STATED GOAL: Transcribe the material below exactly as it appears.

Dataset records
──────────

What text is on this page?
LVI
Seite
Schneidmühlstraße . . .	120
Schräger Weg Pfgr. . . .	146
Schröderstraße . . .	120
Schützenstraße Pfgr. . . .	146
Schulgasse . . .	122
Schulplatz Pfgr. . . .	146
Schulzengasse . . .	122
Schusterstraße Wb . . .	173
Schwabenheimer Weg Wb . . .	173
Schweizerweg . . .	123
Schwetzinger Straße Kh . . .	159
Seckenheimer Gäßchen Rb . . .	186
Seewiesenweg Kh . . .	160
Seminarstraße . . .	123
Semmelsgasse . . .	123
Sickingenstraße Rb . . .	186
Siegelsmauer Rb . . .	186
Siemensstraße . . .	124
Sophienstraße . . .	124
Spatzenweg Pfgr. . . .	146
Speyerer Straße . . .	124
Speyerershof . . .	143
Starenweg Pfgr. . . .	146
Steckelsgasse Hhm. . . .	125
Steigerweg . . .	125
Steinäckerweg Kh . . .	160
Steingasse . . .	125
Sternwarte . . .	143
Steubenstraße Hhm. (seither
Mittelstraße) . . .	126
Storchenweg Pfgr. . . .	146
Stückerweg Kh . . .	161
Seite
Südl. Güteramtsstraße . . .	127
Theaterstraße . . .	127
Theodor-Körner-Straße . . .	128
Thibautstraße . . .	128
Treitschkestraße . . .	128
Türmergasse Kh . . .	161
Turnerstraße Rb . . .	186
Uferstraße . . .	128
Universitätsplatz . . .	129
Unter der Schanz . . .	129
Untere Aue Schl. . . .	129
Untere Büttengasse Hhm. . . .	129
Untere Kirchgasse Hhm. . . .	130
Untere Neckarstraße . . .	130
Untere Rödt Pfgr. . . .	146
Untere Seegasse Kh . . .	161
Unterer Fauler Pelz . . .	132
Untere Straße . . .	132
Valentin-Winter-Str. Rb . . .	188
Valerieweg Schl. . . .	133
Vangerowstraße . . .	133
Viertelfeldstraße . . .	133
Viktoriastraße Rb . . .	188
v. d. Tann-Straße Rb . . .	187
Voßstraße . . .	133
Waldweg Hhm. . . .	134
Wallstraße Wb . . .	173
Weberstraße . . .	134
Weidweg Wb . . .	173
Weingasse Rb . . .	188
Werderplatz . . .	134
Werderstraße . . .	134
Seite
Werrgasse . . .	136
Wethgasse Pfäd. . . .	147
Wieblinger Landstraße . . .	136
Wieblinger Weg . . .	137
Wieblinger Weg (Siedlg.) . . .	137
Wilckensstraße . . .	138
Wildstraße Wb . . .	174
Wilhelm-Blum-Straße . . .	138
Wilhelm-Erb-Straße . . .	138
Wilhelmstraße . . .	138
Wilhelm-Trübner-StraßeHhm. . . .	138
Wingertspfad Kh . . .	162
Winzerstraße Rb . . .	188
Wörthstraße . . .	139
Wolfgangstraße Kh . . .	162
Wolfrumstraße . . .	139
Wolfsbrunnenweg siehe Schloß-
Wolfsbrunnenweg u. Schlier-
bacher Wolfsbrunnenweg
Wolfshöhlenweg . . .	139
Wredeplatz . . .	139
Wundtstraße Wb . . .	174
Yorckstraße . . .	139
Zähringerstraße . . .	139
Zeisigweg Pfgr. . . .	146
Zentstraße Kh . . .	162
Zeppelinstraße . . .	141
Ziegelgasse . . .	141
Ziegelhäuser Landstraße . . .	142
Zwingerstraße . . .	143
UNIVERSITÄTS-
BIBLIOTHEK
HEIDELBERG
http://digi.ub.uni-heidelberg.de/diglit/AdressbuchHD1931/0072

──────────

TASK RESPONSE:
What text is on this page?
LVI
Seite
Schneidmühlstraße . . .	120
Schräger Weg Pfgr. . . .	146
Schröderstraße . . .	120
Schützenstraße Pfgr. . . .	146
Schulgasse . . .	122
Schulplatz Pfgr. . . .	146
Schulzengasse . . .	122
Schusterstraße Wb . . .	173
Schwabenheimer Weg Wb . . .	173
Schweizerweg . . .	123
Schwetzinger Straße Kh . . .	159
Seckenheimer Gäßchen Rb . . .	186
Seewiesenweg Kh . . .	160
Seminarstraße . . .	123
Semmelsgasse . . .	123
Sickingenstraße Rb . . .	186
Siegelsmauer Rb . . .	186
Siemensstraße . . .	124
Sophienstraße . . .	124
Spatzenweg Pfgr. . . .	146
Speyerer Straße . . .	124
Speyerershof . . .	143
Starenweg Pfgr. . . .	146
Steckelsgasse Hhm. . . .	125
Steigerweg . . .	125
Steinäckerweg Kh . . .	160
Steingasse . . .	125
Sternwarte . . .	143
Steubenstraße Hhm. (seither
Mittelstraße) . . .	126
Storchenweg Pfgr. . . .	146
Stückerweg Kh . . .	161
Seite
Südl. Güteramtsstraße . . .	127
Theaterstraße . . .	127
Theodor-Körner-Straße . . .	128
Thibautstraße . . .	128
Treitschkestraße . . .	128
Türmergasse Kh . . .	161
Turnerstraße Rb . . .	186
Uferstraße . . .	128
Universitätsplatz . . .	129
Unter der Schanz . . .	129
Untere Aue Schl. . . .	129
Untere Büttengasse Hhm. . . .	129
Untere Kirchgasse Hhm. . . .	130
Untere Neckarstraße . . .	130
Untere Rödt Pfgr. . . .	146
Untere Seegasse Kh . . .	161
Unterer Fauler Pelz . . .	132
Untere Straße . . .	132
Valentin-Winter-Str. Rb . . .	188
Valerieweg Schl. . . .	133
Vangerowstraße . . .	133
Viertelfeldstraße . . .	133
Viktoriastraße Rb . . .	188
v. d. Tann-Straße Rb . . .	187
Voßstraße . . .	133
Waldweg Hhm. . . .	134
Wallstraße Wb . . .	173
Weberstraße . . .	134
Weidweg Wb . . .	173
Weingasse Rb . . .	188
Werderplatz . . .	134
Werderstraße . . .	134
Seite
Werrgasse . . .	136
Wethgasse Pfäd. . . .	147
Wieblinger Landstraße . . .	136
Wieblinger Weg . . .	137
Wieblinger Weg (Siedlg.) . . .	137
Wilckensstraße . . .	138
Wildstraße Wb . . .	174
Wilhelm-Blum-Straße . . .	138
Wilhelm-Erb-Straße . . .	138
Wilhelmstraße . . .	138
Wilhelm-Trübner-StraßeHhm. . . .	138
Wingertspfad Kh . . .	162
Winzerstraße Rb . . .	188
Wörthstraße . . .	139
Wolfgangstraße Kh . . .	162
Wolfrumstraße . . .	139
Wolfsbrunnenweg siehe Schloß-
Wolfsbrunnenweg u. Schlier-
bacher Wolfsbrunnenweg
Wolfshöhlenweg . . .	139
Wredeplatz . . .	139
Wundtstraße Wb . . .	174
Yorckstraße . . .	139
Zähringerstraße . . .	139
Zeisigweg Pfgr. . . .	146
Zentstraße Kh . . .	162
Zeppelinstraße . . .	141
Ziegelgasse . . .	141
Ziegelhäuser Landstraße . . .	142
Zwingerstraße . . .	143
UNIVERSITÄTS-
BIBLIOTHEK
HEIDELBERG
http://digi.ub.uni-heidelberg.de/diglit/AdressbuchHD1931/0072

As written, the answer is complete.